* BEGIN DATASET ROWS *

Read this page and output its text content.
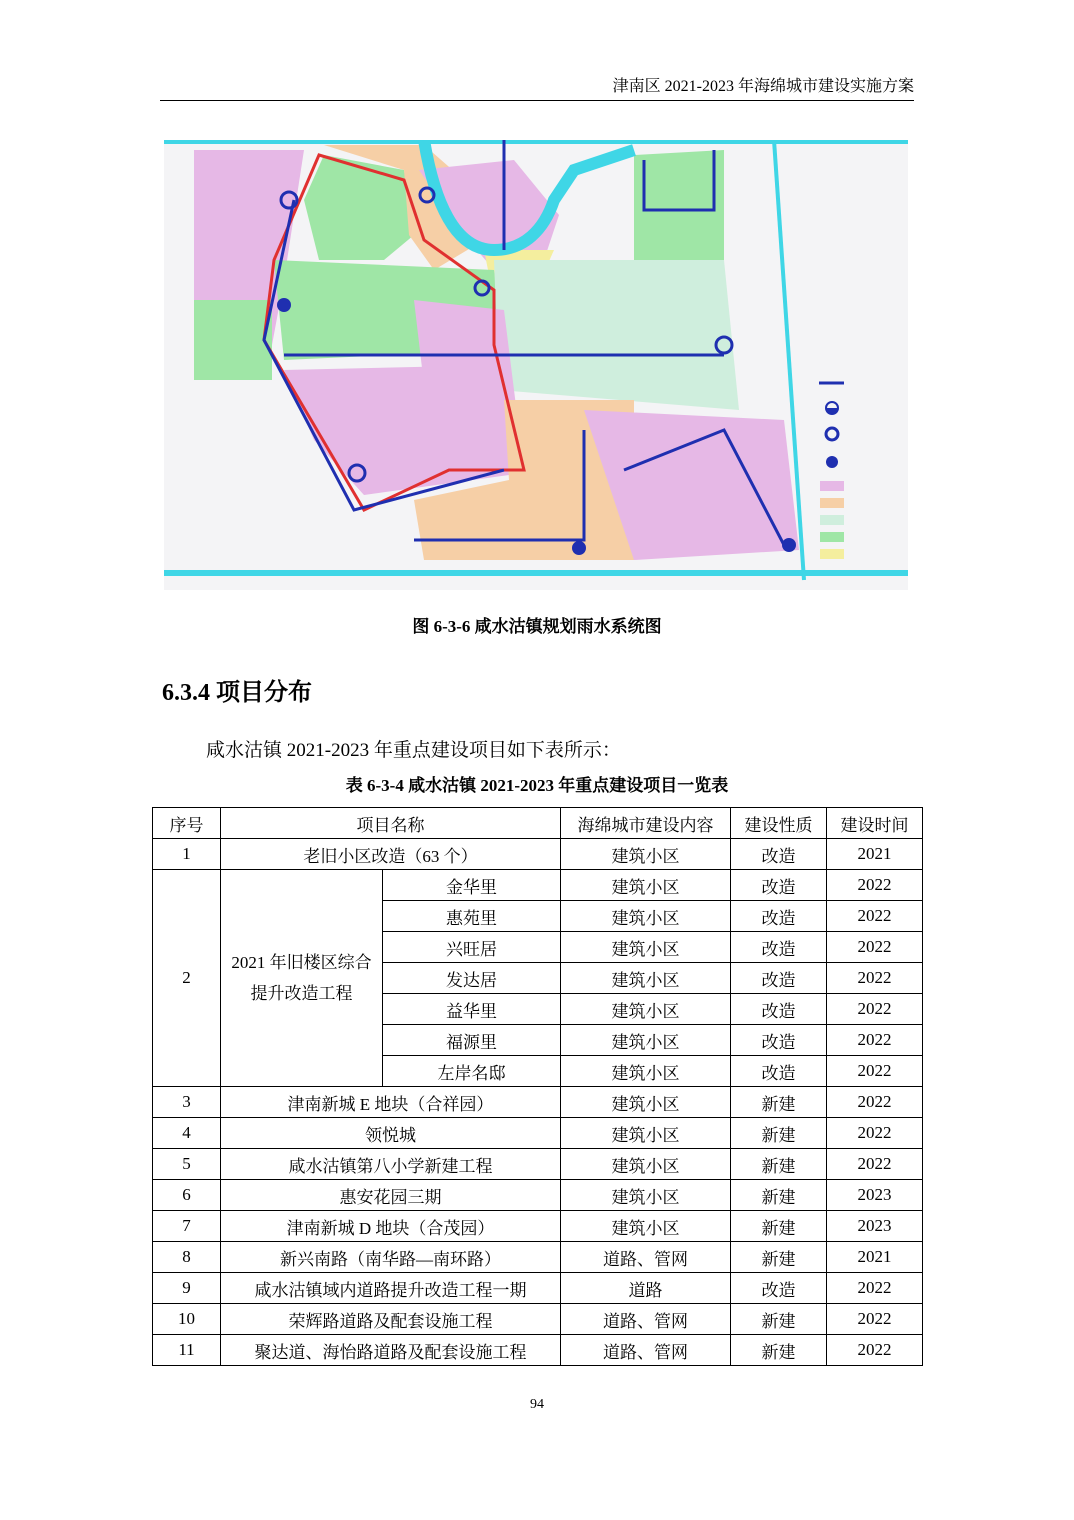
津南区 2021-2023 年海绵城市建设实施方案
图 6-3-6 咸水沽镇规划雨水系统图
6.3.4 项目分布
咸水沽镇 2021-2023 年重点建设项目如下表所示：
表 6-3-4 咸水沽镇 2021-2023 年重点建设项目一览表
序号	项目名称		海绵城市建设内容	建设性质	建设时间
1	老旧小区改造（63 个）		建筑小区	改造	2021
2	2021 年旧楼区综合提升改造工程	金华里	建筑小区	改造	2022
		惠苑里	建筑小区	改造	2022
		兴旺居	建筑小区	改造	2022
		发达居	建筑小区	改造	2022
		益华里	建筑小区	改造	2022
		福源里	建筑小区	改造	2022
		左岸名邸	建筑小区	改造	2022
3	津南新城 E 地块（合祥园）		建筑小区	新建	2022
4	领悦城		建筑小区	新建	2022
5	咸水沽镇第八小学新建工程		建筑小区	新建	2022
6	惠安花园三期		建筑小区	新建	2023
7	津南新城 D 地块（合茂园）		建筑小区	新建	2023
8	新兴南路（南华路—南环路）		道路、管网	新建	2021
9	咸水沽镇域内道路提升改造工程一期		道路	改造	2022
10	荣辉路道路及配套设施工程		道路、管网	新建	2022
11	聚达道、海怡路道路及配套设施工程		道路、管网	新建	2022
94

* END DATASET ROWS *

Isolate the lines that hold the word "津南新城" and copy all of them.

3	津南新城 E 地块（合祥园）		建筑小区	新建	2022
7	津南新城 D 地块（合茂园）		建筑小区	新建	2023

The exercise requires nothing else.